[Dataset items]
....

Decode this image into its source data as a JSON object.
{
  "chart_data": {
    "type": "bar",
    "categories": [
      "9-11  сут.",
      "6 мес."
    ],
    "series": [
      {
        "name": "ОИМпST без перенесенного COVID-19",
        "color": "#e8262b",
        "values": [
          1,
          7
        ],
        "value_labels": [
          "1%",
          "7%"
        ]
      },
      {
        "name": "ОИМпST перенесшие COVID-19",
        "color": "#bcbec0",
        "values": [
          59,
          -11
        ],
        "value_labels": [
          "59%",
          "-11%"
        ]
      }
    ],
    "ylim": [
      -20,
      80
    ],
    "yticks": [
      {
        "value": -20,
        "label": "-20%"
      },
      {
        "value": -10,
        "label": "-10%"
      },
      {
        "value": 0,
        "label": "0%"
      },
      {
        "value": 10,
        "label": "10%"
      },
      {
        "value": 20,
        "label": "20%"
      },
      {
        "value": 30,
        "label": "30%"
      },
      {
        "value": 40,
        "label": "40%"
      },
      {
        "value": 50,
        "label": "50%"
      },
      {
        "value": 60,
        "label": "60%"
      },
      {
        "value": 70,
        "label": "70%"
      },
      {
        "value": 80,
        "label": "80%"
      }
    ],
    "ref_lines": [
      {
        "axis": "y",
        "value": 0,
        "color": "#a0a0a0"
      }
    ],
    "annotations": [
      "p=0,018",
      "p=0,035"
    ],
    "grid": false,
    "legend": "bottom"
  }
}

....

Directions -> Return all the data exactly as given.

Answer in full ->
Decode this image into its source data as a JSON object.
{
  "chart_data": {
    "type": "bar",
    "categories": [
      "9-11  сут.",
      "6 мес."
    ],
    "series": [
      {
        "name": "ОИМпST без перенесенного COVID-19",
        "color": "#e8262b",
        "values": [
          1,
          7
        ],
        "value_labels": [
          "1%",
          "7%"
        ]
      },
      {
        "name": "ОИМпST перенесшие COVID-19",
        "color": "#bcbec0",
        "values": [
          59,
          -11
        ],
        "value_labels": [
          "59%",
          "-11%"
        ]
      }
    ],
    "ylim": [
      -20,
      80
    ],
    "yticks": [
      {
        "value": -20,
        "label": "-20%"
      },
      {
        "value": -10,
        "label": "-10%"
      },
      {
        "value": 0,
        "label": "0%"
      },
      {
        "value": 10,
        "label": "10%"
      },
      {
        "value": 20,
        "label": "20%"
      },
      {
        "value": 30,
        "label": "30%"
      },
      {
        "value": 40,
        "label": "40%"
      },
      {
        "value": 50,
        "label": "50%"
      },
      {
        "value": 60,
        "label": "60%"
      },
      {
        "value": 70,
        "label": "70%"
      },
      {
        "value": 80,
        "label": "80%"
      }
    ],
    "ref_lines": [
      {
        "axis": "y",
        "value": 0,
        "color": "#a0a0a0"
      }
    ],
    "annotations": [
      "p=0,018",
      "p=0,035"
    ],
    "grid": false,
    "legend": "bottom"
  }
}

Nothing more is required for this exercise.